Write out exactly the lines from the one with "Read out every word on this page." through the last line. Pictures stay out.
────────────────────────────────────────
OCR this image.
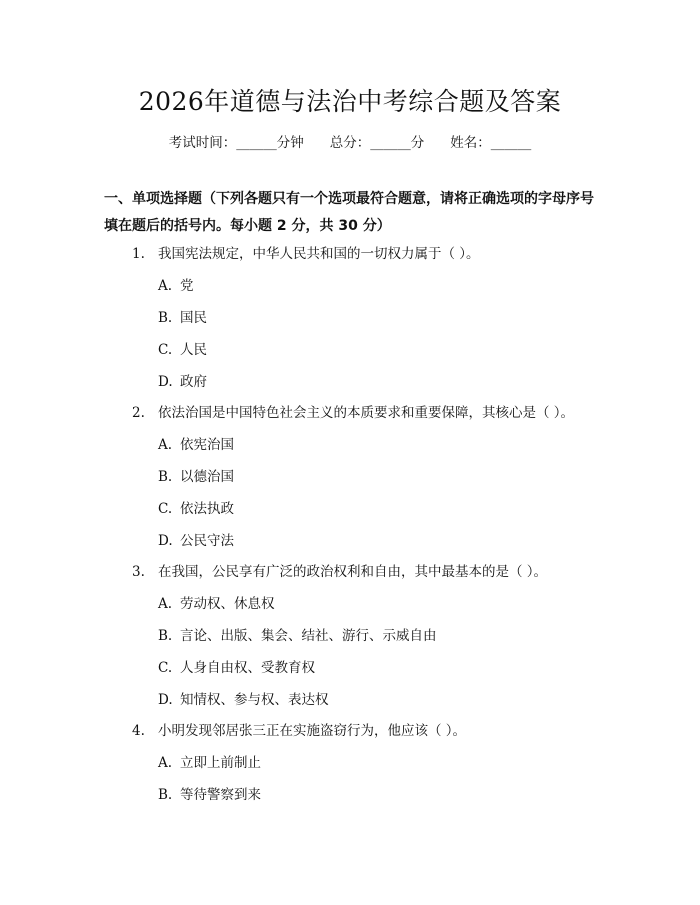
2026年道德与法治中考综合题及答案
考试时间：______分钟 总分：______分 姓名：______
一、单项选择题（下列各题只有一个选项最符合题意，请将正确选项的字母序号
填在题后的括号内。每小题 2 分，共 30 分）
1. 我国宪法规定，中华人民共和国的一切权力属于（ ）。
A. 党
B. 国民
C. 人民
D. 政府
2. 依法治国是中国特色社会主义的本质要求和重要保障，其核心是（ ）。
A. 依宪治国
B. 以德治国
C. 依法执政
D. 公民守法
3. 在我国，公民享有广泛的政治权利和自由，其中最基本的是（ ）。
A. 劳动权、休息权
B. 言论、出版、集会、结社、游行、示威自由
C. 人身自由权、受教育权
D. 知情权、参与权、表达权
4. 小明发现邻居张三正在实施盗窃行为，他应该（ ）。
A. 立即上前制止
B. 等待警察到来
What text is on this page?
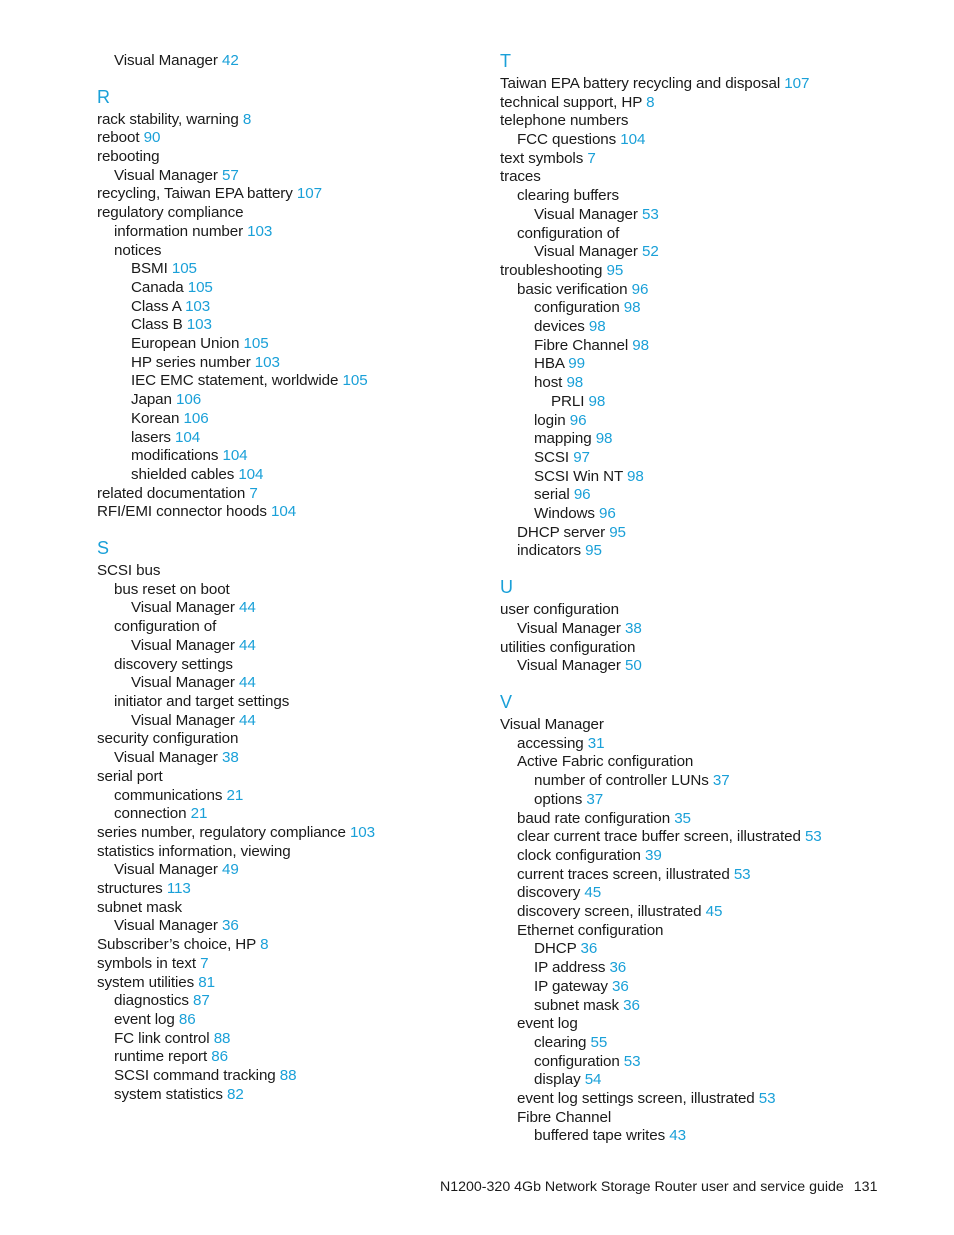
Visual Manager 42
R
rack stability, warning 8
reboot 90
rebooting
Visual Manager 57
recycling, Taiwan EPA battery 107
regulatory compliance
information number 103
notices
BSMI 105
Canada 105
Class A 103
Class B 103
European Union 105
HP series number 103
IEC EMC statement, worldwide 105
Japan 106
Korean 106
lasers 104
modifications 104
shielded cables 104
related documentation 7
RFI/EMI connector hoods 104
S
SCSI bus
bus reset on boot
Visual Manager 44
configuration of
Visual Manager 44
discovery settings
Visual Manager 44
initiator and target settings
Visual Manager 44
security configuration
Visual Manager 38
serial port
communications 21
connection 21
series number, regulatory compliance 103
statistics information, viewing
Visual Manager 49
structures 113
subnet mask
Visual Manager 36
Subscriber’s choice, HP 8
symbols in text 7
system utilities 81
diagnostics 87
event log 86
FC link control 88
runtime report 86
SCSI command tracking 88
system statistics 82
T
Taiwan EPA battery recycling and disposal 107
technical support, HP 8
telephone numbers
FCC questions 104
text symbols 7
traces
clearing buffers
Visual Manager 53
configuration of
Visual Manager 52
troubleshooting 95
basic verification 96
configuration 98
devices 98
Fibre Channel 98
HBA 99
host 98
PRLI 98
login 96
mapping 98
SCSI 97
SCSI Win NT 98
serial 96
Windows 96
DHCP server 95
indicators 95
U
user configuration
Visual Manager 38
utilities configuration
Visual Manager 50
V
Visual Manager
accessing 31
Active Fabric configuration
number of controller LUNs 37
options 37
baud rate configuration 35
clear current trace buffer screen, illustrated 53
clock configuration 39
current traces screen, illustrated 53
discovery 45
discovery screen, illustrated 45
Ethernet configuration
DHCP 36
IP address 36
IP gateway 36
subnet mask 36
event log
clearing 55
configuration 53
display 54
event log settings screen, illustrated 53
Fibre Channel
buffered tape writes 43
N1200-320 4Gb Network Storage Router user and service guide 131
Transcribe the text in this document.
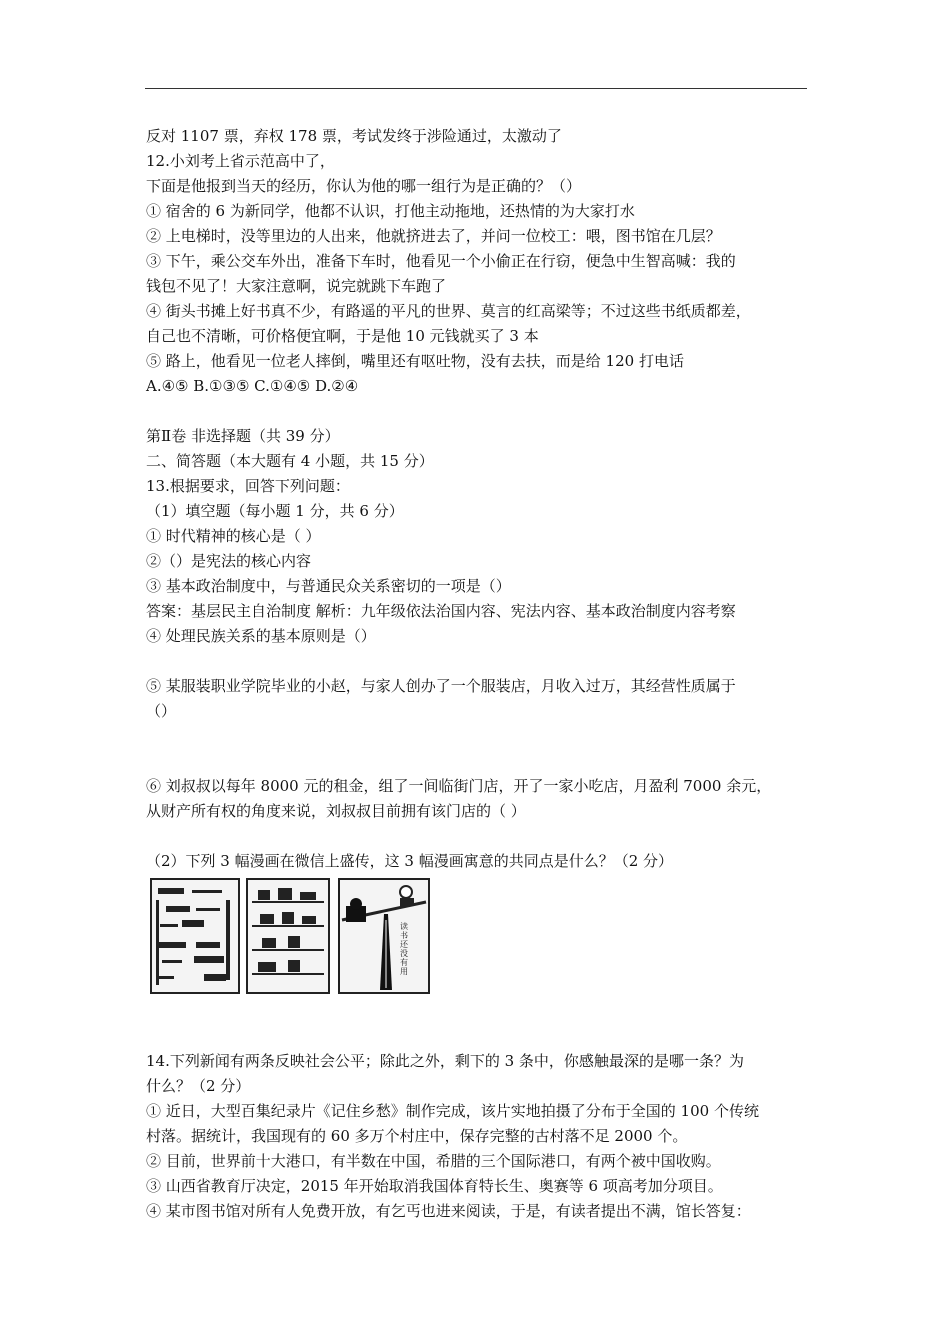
反对 1107 票，弃权 178 票，考试发终于涉险通过，太激动了
12.小刘考上省示范高中了，
下面是他报到当天的经历，你认为他的哪一组行为是正确的？（）
① 宿舍的 6 为新同学，他都不认识，打他主动拖地，还热情的为大家打水
② 上电梯时，没等里边的人出来，他就挤进去了，并问一位校工：喂，图书馆在几层？
③ 下午，乘公交车外出，准备下车时，他看见一个小偷正在行窃，便急中生智高喊：我的
钱包不见了！大家注意啊，说完就跳下车跑了
④ 街头书摊上好书真不少，有路遥的平凡的世界、莫言的红高梁等；不过这些书纸质都差，
自己也不清晰，可价格便宜啊，于是他 10 元钱就买了 3 本
⑤ 路上，他看见一位老人摔倒，嘴里还有呕吐物，没有去扶，而是给 120 打电话
A.④⑤ B.①③⑤ C.①④⑤ D.②④
第Ⅱ卷 非选择题（共 39 分）
二、简答题（本大题有 4 小题，共 15 分）
13.根据要求，回答下列问题：
（1）填空题（每小题 1 分，共 6 分）
① 时代精神的核心是（ ）
②（）是宪法的核心内容
③ 基本政治制度中，与普通民众关系密切的一项是（）
答案：基层民主自治制度 解析：九年级依法治国内容、宪法内容、基本政治制度内容考察
④ 处理民族关系的基本原则是（）
⑤ 某服装职业学院毕业的小赵，与家人创办了一个服装店，月收入过万，其经营性质属于
（）
⑥ 刘叔叔以每年 8000 元的租金，组了一间临街门店，开了一家小吃店，月盈利 7000 余元，
从财产所有权的角度来说，刘叔叔目前拥有该门店的（ ）
（2）下列 3 幅漫画在微信上盛传，这 3 幅漫画寓意的共同点是什么？（2 分）
读书还没有用
14.下列新闻有两条反映社会公平；除此之外，剩下的 3 条中，你感触最深的是哪一条？为
什么？（2 分）
① 近日，大型百集纪录片《记住乡愁》制作完成，该片实地拍摄了分布于全国的 100 个传统
村落。据统计，我国现有的 60 多万个村庄中，保存完整的古村落不足 2000 个。
② 目前，世界前十大港口，有半数在中国，希腊的三个国际港口，有两个被中国收购。
③ 山西省教育厅决定，2015 年开始取消我国体育特长生、奥赛等 6 项高考加分项目。
④ 某市图书馆对所有人免费开放，有乞丐也进来阅读，于是，有读者提出不满，馆长答复：
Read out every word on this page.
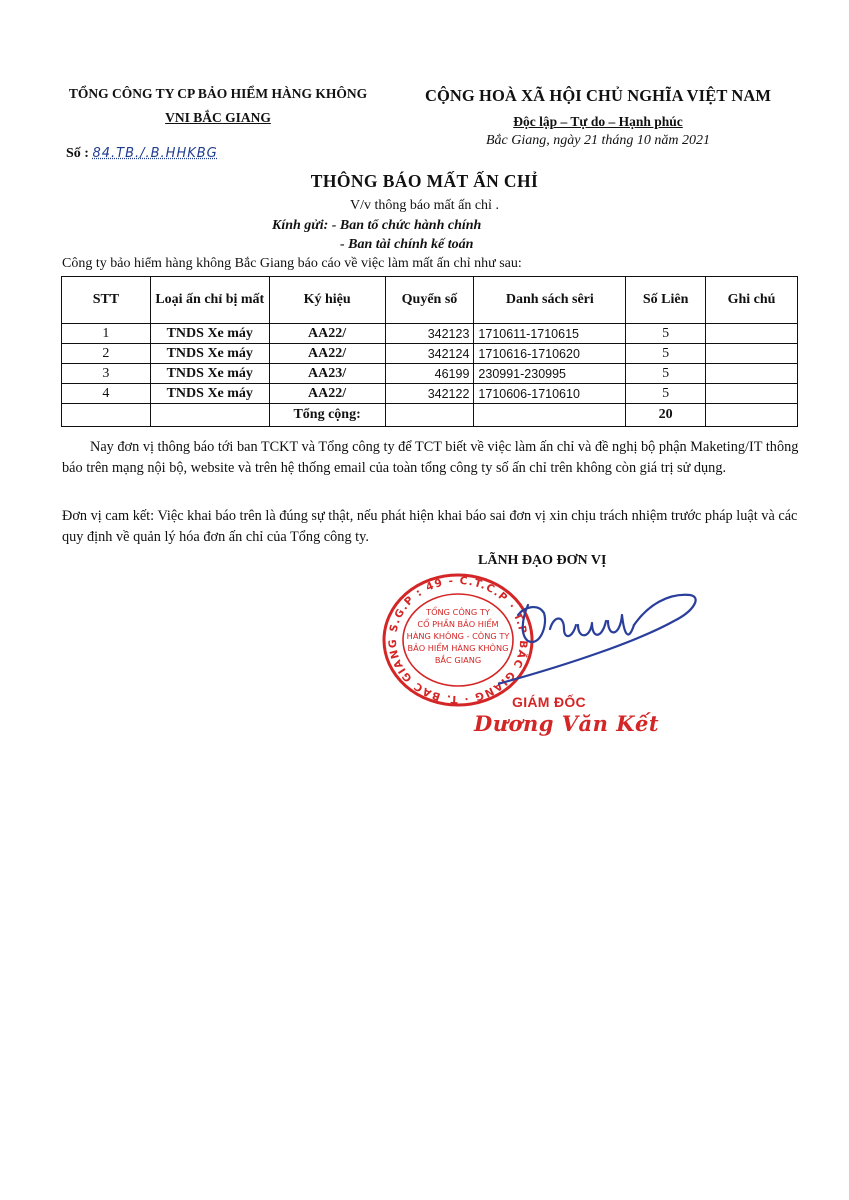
TỔNG CÔNG TY CP BẢO HIỂM HÀNG KHÔNG
VNI BẮC GIANG
CỘNG HOÀ XÃ HỘI CHỦ NGHĨA VIỆT NAM
Độc lập – Tự do – Hạnh phúc
Bắc Giang, ngày 21 tháng 10 năm 2021
Số : 84.TB./.B.HHKBG
THÔNG BÁO MẤT ẤN CHỈ
V/v thông báo mất ấn chỉ .
Kính gửi: - Ban tổ chức hành chính
- Ban tài chính kế toán
Công ty bảo hiểm hàng không Bắc Giang báo cáo về việc làm mất ấn chỉ như sau:
STT	Loại ấn chỉ bị mất	Ký hiệu	Quyển số	Danh sách sêri	Số Liên	Ghi chú
1	TNDS Xe máy	AA22/	342123	1710611-1710615	5	
2	TNDS Xe máy	AA22/	342124	1710616-1710620	5	
3	TNDS Xe máy	AA23/	46199	230991-230995	5	
4	TNDS Xe máy	AA22/	342122	1710606-1710610	5	
		Tổng cộng:			20	
Nay đơn vị thông báo tới ban TCKT và Tổng công ty để TCT biết về việc làm ấn chỉ và đề nghị bộ phận Maketing/IT thông báo trên mạng nội bộ, website và trên hệ thống email của toàn tổng công ty số ấn chỉ trên không còn giá trị sử dụng.
Đơn vị cam kết: Việc khai báo trên là đúng sự thật, nếu phát hiện khai báo sai đơn vị xin chịu trách nhiệm trước pháp luật và các quy định về quản lý hóa đơn ấn chỉ của Tổng công ty.
LÃNH ĐẠO ĐƠN VỊ
S.G.P : 49 - C.T.C.P · T.P BẮC GIANG · T. BẮC GIANG
TỔNG CÔNG TY
CỔ PHẦN BẢO HIỂM
HÀNG KHÔNG - CÔNG TY
BẢO HIỂM HÀNG KHÔNG
BẮC GIANG
GIÁM ĐỐC
Dương Văn Kết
────────────────────────────────────────
**SOLUTION FOR THIS PROBLEM:**
Read out every word on this page.
TỔNG CÔNG TY CP BẢO HIỂM HÀNG KHÔNG
VNI BẮC GIANG
CỘNG HOÀ XÃ HỘI CHỦ NGHĨA VIỆT NAM
Độc lập – Tự do – Hạnh phúc
Bắc Giang, ngày 21 tháng 10 năm 2021
Số : 84.TB./.B.HHKBG
THÔNG BÁO MẤT ẤN CHỈ
V/v thông báo mất ấn chỉ .
Kính gửi: - Ban tổ chức hành chính
- Ban tài chính kế toán
Công ty bảo hiểm hàng không Bắc Giang báo cáo về việc làm mất ấn chỉ như sau:
STT	Loại ấn chỉ bị mất	Ký hiệu	Quyển số	Danh sách sêri	Số Liên	Ghi chú
1	TNDS Xe máy	AA22/	342123	1710611-1710615	5	
2	TNDS Xe máy	AA22/	342124	1710616-1710620	5	
3	TNDS Xe máy	AA23/	46199	230991-230995	5	
4	TNDS Xe máy	AA22/	342122	1710606-1710610	5	
		Tổng cộng:			20	
Nay đơn vị thông báo tới ban TCKT và Tổng công ty để TCT biết về việc làm ấn chỉ và đề nghị bộ phận Maketing/IT thông báo trên mạng nội bộ, website và trên hệ thống email của toàn tổng công ty số ấn chỉ trên không còn giá trị sử dụng.
Đơn vị cam kết: Việc khai báo trên là đúng sự thật, nếu phát hiện khai báo sai đơn vị xin chịu trách nhiệm trước pháp luật và các quy định về quản lý hóa đơn ấn chỉ của Tổng công ty.
LÃNH ĐẠO ĐƠN VỊ
S.G.P : 49 - C.T.C.P · T.P BẮC GIANG · T. BẮC GIANG
TỔNG CÔNG TY
CỔ PHẦN BẢO HIỂM
HÀNG KHÔNG - CÔNG TY
BẢO HIỂM HÀNG KHÔNG
BẮC GIANG
GIÁM ĐỐC
Dương Văn Kết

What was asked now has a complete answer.